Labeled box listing
--------------------------------------------------
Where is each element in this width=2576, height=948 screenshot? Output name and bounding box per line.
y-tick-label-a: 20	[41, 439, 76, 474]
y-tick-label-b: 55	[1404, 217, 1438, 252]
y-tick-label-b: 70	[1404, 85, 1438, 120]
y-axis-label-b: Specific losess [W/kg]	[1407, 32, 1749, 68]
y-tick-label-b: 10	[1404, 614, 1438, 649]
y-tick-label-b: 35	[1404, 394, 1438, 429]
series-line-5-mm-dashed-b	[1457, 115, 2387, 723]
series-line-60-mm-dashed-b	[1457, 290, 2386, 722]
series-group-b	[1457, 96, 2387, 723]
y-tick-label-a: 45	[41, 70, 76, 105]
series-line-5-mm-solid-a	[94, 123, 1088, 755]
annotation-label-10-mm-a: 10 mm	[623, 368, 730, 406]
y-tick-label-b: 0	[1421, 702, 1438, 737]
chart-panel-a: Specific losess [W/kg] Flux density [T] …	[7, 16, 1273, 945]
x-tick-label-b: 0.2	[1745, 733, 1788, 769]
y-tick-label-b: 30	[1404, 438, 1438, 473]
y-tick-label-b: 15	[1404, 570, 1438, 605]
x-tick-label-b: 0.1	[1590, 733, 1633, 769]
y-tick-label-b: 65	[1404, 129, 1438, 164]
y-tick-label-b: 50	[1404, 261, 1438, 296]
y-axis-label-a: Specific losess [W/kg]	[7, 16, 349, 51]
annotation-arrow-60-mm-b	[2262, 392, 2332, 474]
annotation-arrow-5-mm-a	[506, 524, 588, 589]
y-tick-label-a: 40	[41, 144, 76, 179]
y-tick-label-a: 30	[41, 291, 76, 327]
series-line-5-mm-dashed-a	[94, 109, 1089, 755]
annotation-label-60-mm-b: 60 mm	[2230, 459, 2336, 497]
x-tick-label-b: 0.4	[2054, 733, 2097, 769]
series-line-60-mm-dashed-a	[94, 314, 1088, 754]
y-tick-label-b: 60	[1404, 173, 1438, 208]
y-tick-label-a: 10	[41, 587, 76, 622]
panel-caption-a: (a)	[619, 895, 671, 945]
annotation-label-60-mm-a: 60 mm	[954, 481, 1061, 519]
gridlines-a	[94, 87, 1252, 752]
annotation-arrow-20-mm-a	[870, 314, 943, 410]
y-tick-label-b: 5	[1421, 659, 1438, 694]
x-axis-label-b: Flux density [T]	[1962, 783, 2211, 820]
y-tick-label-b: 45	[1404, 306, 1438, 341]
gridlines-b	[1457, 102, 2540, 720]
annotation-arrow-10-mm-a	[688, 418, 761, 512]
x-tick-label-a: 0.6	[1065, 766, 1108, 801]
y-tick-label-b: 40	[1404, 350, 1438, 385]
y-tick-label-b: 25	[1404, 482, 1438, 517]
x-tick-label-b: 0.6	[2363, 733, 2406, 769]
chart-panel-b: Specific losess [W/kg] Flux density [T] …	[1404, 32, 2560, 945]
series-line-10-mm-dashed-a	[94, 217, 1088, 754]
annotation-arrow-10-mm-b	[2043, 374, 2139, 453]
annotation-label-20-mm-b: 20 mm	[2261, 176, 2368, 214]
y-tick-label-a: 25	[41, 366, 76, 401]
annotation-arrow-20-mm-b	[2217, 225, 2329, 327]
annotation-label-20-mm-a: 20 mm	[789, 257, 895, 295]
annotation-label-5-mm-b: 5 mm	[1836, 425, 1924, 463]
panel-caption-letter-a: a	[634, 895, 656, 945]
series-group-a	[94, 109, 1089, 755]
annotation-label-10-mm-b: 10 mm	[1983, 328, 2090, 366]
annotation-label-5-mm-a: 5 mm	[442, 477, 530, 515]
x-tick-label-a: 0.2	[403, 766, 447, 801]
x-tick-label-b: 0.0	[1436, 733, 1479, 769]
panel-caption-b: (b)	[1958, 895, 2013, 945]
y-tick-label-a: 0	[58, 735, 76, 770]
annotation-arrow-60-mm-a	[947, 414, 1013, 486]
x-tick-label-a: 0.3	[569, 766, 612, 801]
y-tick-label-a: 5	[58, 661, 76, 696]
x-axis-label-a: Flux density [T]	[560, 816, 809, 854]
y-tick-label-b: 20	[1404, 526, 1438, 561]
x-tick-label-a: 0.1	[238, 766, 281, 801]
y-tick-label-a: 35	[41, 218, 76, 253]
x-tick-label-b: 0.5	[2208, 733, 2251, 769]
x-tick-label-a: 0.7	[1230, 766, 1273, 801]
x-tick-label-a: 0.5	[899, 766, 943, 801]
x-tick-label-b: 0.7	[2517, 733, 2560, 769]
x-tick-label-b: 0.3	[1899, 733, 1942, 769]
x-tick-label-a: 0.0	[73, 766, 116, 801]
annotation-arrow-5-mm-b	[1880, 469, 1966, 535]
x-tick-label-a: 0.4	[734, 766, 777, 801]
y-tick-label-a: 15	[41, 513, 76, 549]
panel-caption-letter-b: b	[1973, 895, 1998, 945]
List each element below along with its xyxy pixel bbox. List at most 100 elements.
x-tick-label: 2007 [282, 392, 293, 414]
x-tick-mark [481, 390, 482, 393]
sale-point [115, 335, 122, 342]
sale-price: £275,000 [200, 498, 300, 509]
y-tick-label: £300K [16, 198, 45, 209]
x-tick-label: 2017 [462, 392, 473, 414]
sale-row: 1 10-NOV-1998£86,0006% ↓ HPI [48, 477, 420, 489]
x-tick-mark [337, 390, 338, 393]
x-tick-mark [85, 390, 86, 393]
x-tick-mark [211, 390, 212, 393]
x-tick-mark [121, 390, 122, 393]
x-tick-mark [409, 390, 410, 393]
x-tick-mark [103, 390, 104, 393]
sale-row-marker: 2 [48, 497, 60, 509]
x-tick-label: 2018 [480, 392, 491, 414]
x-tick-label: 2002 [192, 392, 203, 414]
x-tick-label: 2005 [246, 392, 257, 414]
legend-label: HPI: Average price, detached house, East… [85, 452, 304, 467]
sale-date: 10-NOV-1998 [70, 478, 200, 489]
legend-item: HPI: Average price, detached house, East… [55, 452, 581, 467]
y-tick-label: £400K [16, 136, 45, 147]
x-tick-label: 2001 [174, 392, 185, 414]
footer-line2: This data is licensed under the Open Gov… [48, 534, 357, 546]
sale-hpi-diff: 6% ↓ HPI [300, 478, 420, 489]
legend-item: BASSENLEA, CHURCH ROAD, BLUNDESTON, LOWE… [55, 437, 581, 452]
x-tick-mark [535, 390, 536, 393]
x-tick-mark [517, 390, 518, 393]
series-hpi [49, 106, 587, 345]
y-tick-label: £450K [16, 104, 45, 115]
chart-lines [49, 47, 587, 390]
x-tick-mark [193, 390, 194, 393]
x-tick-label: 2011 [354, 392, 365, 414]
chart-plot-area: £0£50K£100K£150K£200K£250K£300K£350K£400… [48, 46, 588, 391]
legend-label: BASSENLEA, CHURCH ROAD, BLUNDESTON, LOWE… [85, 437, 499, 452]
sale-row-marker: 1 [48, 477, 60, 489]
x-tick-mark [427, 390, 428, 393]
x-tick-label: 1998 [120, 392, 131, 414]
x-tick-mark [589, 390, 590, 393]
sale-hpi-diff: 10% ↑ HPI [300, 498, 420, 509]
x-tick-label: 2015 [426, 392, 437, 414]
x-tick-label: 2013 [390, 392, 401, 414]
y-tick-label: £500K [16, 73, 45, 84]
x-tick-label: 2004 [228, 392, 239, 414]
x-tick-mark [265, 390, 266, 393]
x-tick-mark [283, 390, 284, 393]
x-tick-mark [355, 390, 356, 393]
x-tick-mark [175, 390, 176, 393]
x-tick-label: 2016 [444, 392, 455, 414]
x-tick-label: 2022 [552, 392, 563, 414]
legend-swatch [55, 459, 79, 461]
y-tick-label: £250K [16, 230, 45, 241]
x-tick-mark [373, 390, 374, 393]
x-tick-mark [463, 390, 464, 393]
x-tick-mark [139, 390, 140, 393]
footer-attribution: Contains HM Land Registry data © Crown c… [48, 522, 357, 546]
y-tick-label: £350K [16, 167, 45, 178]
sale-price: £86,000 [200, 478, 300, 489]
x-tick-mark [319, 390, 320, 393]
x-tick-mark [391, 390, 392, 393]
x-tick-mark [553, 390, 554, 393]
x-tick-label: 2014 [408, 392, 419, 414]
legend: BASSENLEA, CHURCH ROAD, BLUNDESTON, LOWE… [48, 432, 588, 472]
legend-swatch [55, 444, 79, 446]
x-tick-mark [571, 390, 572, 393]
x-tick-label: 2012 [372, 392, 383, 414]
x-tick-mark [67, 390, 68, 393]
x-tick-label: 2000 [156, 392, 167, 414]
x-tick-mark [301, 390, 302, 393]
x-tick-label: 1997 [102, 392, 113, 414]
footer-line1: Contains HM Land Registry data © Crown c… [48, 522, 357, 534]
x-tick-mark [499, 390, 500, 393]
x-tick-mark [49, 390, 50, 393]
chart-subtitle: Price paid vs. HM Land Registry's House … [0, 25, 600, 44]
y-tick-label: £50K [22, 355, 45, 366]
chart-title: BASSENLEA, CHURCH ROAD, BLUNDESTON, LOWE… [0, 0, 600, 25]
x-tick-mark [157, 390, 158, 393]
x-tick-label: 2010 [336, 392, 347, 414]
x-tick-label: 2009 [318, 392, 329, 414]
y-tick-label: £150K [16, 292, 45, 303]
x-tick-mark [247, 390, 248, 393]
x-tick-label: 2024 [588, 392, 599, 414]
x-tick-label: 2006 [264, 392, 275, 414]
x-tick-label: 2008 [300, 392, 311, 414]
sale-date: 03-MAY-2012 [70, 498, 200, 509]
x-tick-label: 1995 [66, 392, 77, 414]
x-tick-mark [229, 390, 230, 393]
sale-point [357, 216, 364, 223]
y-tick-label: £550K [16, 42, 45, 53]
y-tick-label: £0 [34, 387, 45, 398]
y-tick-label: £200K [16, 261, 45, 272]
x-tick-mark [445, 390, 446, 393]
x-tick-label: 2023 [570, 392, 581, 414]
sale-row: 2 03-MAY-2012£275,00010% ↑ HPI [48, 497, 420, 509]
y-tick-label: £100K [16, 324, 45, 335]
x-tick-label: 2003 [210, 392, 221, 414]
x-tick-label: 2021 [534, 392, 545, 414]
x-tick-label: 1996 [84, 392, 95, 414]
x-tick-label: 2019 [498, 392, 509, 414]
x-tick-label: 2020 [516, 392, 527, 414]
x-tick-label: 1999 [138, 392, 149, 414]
--------------------------------------------------
• **Direction**
Copy verbatim the part of the listing that runs from its first line through the line containing "368, 730, 406]", including both of those lines.

• **Exercise result**
Where is each element in this width=2576, height=948 screenshot? Output name and bounding box per line.
y-tick-label-a: 20	[41, 439, 76, 474]
y-tick-label-b: 55	[1404, 217, 1438, 252]
y-tick-label-b: 70	[1404, 85, 1438, 120]
y-axis-label-b: Specific losess [W/kg]	[1407, 32, 1749, 68]
y-tick-label-b: 10	[1404, 614, 1438, 649]
y-tick-label-b: 35	[1404, 394, 1438, 429]
series-line-5-mm-dashed-b	[1457, 115, 2387, 723]
series-line-60-mm-dashed-b	[1457, 290, 2386, 722]
series-group-b	[1457, 96, 2387, 723]
y-tick-label-a: 45	[41, 70, 76, 105]
series-line-5-mm-solid-a	[94, 123, 1088, 755]
annotation-label-10-mm-a: 10 mm	[623, 368, 730, 406]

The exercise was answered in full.